## START MATERIALS PROVIDED

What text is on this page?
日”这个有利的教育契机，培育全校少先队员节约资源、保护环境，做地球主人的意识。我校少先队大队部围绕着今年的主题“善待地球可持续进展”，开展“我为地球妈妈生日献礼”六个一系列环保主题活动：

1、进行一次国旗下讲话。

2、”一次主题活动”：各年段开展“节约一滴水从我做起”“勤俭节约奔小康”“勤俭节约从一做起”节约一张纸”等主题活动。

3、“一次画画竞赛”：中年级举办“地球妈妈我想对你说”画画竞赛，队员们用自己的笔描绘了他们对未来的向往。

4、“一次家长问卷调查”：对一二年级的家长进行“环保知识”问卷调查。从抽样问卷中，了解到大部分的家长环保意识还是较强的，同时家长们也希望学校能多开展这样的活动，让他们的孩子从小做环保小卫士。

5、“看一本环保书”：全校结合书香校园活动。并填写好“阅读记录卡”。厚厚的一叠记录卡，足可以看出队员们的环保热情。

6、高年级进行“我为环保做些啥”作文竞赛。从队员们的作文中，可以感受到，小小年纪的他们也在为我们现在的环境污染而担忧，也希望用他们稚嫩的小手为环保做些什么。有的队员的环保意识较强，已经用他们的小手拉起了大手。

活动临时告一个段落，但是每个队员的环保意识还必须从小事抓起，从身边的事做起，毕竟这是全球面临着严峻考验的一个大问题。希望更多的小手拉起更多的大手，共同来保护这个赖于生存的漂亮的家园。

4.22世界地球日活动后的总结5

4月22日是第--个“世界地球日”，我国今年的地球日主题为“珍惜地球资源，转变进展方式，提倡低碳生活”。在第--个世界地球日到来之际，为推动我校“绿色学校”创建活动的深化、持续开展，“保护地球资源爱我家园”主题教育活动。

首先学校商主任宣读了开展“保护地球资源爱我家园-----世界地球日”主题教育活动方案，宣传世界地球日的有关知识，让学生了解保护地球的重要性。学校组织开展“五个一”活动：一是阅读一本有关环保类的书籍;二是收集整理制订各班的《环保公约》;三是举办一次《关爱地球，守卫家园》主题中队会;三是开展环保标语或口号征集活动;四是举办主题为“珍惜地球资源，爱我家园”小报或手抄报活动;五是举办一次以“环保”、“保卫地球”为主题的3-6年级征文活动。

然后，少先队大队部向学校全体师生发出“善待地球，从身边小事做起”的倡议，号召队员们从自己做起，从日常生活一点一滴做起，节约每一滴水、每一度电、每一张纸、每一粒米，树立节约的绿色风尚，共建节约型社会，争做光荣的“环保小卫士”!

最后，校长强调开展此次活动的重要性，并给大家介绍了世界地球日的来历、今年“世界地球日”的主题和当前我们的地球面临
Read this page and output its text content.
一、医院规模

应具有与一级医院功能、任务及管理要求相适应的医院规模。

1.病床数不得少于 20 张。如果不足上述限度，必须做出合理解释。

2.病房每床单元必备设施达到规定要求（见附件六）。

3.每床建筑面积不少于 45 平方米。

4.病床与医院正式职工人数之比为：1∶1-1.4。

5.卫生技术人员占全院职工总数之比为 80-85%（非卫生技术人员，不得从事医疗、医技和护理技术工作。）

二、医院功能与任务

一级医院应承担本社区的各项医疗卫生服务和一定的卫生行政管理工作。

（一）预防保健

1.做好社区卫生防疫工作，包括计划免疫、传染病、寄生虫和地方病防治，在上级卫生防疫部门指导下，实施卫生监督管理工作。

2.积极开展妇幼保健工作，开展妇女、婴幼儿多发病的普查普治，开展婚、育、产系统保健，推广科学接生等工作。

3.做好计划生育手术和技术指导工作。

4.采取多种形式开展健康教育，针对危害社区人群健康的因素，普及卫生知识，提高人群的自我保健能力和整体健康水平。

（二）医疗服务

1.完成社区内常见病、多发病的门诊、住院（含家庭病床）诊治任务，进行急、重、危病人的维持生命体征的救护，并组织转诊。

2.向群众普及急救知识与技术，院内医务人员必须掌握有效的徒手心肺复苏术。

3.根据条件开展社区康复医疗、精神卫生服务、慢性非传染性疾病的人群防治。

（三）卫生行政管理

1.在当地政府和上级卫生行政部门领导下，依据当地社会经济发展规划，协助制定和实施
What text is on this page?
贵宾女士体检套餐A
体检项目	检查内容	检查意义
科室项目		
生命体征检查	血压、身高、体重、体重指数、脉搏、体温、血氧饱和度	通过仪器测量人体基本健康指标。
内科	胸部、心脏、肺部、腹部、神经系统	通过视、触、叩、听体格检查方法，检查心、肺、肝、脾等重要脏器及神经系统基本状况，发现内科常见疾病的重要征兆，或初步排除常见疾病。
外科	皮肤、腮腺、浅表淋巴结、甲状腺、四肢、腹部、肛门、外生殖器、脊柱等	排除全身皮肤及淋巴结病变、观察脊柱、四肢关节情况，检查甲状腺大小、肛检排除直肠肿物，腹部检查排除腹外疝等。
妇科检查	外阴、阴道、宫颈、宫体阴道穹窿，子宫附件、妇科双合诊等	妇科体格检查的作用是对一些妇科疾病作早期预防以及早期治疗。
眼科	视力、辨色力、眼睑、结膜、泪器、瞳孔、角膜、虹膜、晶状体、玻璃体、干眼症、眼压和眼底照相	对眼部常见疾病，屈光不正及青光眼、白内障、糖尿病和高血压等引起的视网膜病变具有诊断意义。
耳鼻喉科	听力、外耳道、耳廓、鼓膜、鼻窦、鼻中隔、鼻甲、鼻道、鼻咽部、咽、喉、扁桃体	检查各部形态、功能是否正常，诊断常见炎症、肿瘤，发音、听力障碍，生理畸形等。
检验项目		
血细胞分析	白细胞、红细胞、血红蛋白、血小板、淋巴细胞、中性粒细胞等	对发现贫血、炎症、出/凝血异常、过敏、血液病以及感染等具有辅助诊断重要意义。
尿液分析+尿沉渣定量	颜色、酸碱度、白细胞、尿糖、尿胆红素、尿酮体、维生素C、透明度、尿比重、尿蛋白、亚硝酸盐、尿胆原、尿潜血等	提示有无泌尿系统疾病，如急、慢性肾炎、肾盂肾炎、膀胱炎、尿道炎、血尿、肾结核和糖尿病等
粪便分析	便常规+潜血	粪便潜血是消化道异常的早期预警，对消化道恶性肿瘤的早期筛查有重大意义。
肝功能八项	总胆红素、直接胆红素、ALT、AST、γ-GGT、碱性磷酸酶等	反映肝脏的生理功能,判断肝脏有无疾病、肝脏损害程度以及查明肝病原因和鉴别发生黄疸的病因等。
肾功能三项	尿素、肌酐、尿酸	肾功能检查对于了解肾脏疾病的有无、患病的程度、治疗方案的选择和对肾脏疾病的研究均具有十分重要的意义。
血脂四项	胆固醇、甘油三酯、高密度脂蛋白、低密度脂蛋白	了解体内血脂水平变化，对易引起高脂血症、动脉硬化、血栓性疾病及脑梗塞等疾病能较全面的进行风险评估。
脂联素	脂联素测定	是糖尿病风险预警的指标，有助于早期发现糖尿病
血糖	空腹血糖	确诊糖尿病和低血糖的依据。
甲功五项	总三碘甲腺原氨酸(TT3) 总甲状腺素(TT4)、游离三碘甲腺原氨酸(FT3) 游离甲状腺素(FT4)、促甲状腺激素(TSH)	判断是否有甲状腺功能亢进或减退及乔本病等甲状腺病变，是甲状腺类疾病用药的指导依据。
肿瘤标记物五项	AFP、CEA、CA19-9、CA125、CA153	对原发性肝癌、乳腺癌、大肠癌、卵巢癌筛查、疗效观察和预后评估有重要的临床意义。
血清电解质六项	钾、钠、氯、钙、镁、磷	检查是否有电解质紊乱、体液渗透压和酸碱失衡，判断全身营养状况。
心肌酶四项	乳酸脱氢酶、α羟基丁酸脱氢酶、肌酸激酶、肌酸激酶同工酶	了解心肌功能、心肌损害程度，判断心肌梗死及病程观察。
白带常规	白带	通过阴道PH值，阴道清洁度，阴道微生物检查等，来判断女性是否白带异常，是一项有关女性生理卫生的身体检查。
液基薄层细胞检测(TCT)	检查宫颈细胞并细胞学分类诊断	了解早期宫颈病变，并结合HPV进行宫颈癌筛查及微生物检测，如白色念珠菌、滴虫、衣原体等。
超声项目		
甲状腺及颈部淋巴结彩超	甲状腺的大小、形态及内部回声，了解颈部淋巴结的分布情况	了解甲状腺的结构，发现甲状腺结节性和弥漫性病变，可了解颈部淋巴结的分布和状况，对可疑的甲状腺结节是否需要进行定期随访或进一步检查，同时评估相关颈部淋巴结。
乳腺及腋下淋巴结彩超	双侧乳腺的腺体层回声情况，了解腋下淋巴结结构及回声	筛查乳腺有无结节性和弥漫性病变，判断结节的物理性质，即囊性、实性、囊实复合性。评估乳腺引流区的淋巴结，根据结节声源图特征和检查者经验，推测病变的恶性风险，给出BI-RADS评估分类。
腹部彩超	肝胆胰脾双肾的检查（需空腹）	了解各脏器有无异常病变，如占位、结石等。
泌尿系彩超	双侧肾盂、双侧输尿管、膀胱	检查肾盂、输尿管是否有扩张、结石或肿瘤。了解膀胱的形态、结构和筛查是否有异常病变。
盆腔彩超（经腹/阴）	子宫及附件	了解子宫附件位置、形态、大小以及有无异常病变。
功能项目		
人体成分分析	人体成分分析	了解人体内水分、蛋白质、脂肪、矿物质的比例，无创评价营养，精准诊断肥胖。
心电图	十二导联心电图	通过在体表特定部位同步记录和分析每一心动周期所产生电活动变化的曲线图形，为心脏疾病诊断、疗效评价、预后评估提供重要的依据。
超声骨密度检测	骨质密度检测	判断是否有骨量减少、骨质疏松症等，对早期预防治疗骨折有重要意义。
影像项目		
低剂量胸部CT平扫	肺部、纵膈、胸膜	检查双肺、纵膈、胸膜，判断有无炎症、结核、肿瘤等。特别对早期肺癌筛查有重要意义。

## END MATERIALS PROVIDED

SET TASK:
Count all lines of the data that include "珍惜地球资源". The answer is the number alone.

FINAL RESULT:
2